→ WRITTEN PROBLEM
Everything from the line containing "Extract all readable text from this page." through the final line of the records must be transcribed verbatim; nothing else belongs in the result.

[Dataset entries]
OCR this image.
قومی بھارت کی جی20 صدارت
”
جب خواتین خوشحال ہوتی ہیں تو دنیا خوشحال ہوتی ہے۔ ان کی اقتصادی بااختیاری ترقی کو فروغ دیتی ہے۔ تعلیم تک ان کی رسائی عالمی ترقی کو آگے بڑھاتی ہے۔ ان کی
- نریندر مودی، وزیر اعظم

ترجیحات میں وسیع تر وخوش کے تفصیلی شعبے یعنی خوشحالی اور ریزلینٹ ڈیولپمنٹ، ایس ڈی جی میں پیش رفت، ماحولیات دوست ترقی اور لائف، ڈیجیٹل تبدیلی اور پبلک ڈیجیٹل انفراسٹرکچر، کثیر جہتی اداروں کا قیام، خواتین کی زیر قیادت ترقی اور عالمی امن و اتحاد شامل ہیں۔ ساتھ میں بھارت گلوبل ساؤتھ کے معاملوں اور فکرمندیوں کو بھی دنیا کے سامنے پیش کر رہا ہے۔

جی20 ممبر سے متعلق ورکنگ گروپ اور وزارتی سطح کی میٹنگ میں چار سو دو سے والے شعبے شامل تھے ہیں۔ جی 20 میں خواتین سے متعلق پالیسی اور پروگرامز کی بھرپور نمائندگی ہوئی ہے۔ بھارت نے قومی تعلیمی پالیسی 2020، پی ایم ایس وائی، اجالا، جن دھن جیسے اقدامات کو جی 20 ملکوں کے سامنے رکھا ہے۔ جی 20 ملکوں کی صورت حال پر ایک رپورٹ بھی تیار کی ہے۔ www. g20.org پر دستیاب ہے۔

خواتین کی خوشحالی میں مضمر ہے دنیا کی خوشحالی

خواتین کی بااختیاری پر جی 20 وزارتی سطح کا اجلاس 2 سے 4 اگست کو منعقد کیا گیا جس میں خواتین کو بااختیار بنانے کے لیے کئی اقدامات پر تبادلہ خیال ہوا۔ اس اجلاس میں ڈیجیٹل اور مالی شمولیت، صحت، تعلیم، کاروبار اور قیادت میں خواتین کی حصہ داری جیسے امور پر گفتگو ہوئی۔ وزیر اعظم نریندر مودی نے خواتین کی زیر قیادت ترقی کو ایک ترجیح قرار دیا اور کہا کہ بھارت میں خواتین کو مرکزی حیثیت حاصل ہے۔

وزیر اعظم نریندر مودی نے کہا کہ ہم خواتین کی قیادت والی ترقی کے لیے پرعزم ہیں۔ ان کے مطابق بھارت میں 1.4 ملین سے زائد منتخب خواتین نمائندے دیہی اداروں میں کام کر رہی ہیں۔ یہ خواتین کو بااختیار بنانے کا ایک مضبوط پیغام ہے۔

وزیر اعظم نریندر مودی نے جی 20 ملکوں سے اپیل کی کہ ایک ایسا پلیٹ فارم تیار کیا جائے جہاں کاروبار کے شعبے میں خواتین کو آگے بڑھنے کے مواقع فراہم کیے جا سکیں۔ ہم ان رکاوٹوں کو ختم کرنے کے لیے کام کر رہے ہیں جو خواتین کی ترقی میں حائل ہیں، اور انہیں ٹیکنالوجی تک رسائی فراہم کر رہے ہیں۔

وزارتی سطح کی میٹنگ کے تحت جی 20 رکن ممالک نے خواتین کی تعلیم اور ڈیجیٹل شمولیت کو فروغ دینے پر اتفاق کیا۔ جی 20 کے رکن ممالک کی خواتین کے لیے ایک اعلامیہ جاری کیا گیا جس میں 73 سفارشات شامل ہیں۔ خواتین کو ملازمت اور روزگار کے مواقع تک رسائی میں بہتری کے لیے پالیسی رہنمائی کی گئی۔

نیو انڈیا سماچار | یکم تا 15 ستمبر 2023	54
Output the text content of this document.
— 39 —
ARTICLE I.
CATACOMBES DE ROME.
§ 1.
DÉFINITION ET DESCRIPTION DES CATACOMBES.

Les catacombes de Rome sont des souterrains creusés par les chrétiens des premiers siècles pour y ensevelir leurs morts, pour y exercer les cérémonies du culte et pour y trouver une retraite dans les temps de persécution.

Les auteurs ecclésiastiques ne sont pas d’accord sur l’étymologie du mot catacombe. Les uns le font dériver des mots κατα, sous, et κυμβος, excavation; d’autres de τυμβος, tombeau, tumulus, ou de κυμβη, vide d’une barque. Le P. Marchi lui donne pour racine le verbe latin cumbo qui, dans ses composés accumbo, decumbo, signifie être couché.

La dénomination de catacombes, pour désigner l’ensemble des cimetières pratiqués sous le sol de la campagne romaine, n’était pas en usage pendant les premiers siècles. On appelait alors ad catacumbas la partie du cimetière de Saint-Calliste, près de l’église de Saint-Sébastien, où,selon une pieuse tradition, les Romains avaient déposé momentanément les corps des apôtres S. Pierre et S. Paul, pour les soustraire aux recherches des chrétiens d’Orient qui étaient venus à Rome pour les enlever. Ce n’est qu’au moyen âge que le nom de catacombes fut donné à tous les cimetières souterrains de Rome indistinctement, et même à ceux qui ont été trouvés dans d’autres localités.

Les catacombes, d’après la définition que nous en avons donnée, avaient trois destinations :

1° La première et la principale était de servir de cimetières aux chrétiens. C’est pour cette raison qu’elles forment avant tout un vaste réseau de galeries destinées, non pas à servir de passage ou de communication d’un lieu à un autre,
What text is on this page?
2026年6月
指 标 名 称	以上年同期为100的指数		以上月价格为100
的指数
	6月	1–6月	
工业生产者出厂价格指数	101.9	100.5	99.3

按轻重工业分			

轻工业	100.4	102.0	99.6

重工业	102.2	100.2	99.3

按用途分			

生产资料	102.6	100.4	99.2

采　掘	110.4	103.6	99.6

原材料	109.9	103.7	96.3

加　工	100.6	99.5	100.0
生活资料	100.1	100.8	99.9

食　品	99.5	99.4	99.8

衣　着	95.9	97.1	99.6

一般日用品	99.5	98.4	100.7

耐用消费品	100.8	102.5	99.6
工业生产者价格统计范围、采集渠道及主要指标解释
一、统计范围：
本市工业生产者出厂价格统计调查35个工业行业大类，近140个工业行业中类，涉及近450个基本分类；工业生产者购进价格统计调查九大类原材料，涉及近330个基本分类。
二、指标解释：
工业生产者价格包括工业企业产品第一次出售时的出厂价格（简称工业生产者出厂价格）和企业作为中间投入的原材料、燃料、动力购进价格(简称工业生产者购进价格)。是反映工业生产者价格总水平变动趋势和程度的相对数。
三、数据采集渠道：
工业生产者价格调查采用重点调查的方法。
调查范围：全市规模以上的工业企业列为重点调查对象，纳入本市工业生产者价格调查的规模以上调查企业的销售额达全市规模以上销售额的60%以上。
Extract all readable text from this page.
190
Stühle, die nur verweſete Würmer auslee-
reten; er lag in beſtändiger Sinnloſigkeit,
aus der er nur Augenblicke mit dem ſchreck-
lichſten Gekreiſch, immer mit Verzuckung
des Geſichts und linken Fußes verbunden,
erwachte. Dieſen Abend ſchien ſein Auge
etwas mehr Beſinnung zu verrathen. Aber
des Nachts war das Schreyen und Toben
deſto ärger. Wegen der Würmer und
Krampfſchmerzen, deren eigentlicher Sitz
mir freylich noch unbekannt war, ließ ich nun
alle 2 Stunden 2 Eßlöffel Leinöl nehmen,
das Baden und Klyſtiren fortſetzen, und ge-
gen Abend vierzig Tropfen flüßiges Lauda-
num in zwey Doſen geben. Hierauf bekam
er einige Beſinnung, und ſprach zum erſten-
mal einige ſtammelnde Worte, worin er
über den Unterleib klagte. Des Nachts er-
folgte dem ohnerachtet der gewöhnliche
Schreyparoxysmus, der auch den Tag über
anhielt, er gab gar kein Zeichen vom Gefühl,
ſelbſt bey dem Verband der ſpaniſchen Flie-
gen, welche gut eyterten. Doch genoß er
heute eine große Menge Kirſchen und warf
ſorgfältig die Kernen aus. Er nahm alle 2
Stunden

→ OUTPUT
Extract all readable text from this page.
190
Stühle, die nur verweſete Würmer auslee-
reten; er lag in beſtändiger Sinnloſigkeit,
aus der er nur Augenblicke mit dem ſchreck-
lichſten Gekreiſch, immer mit Verzuckung
des Geſichts und linken Fußes verbunden,
erwachte. Dieſen Abend ſchien ſein Auge
etwas mehr Beſinnung zu verrathen. Aber
des Nachts war das Schreyen und Toben
deſto ärger. Wegen der Würmer und
Krampfſchmerzen, deren eigentlicher Sitz
mir freylich noch unbekannt war, ließ ich nun
alle 2 Stunden 2 Eßlöffel Leinöl nehmen,
das Baden und Klyſtiren fortſetzen, und ge-
gen Abend vierzig Tropfen flüßiges Lauda-
num in zwey Doſen geben. Hierauf bekam
er einige Beſinnung, und ſprach zum erſten-
mal einige ſtammelnde Worte, worin er
über den Unterleib klagte. Des Nachts er-
folgte dem ohnerachtet der gewöhnliche
Schreyparoxysmus, der auch den Tag über
anhielt, er gab gar kein Zeichen vom Gefühl,
ſelbſt bey dem Verband der ſpaniſchen Flie-
gen, welche gut eyterten. Doch genoß er
heute eine große Menge Kirſchen und warf
ſorgfältig die Kernen aus. Er nahm alle 2
Stunden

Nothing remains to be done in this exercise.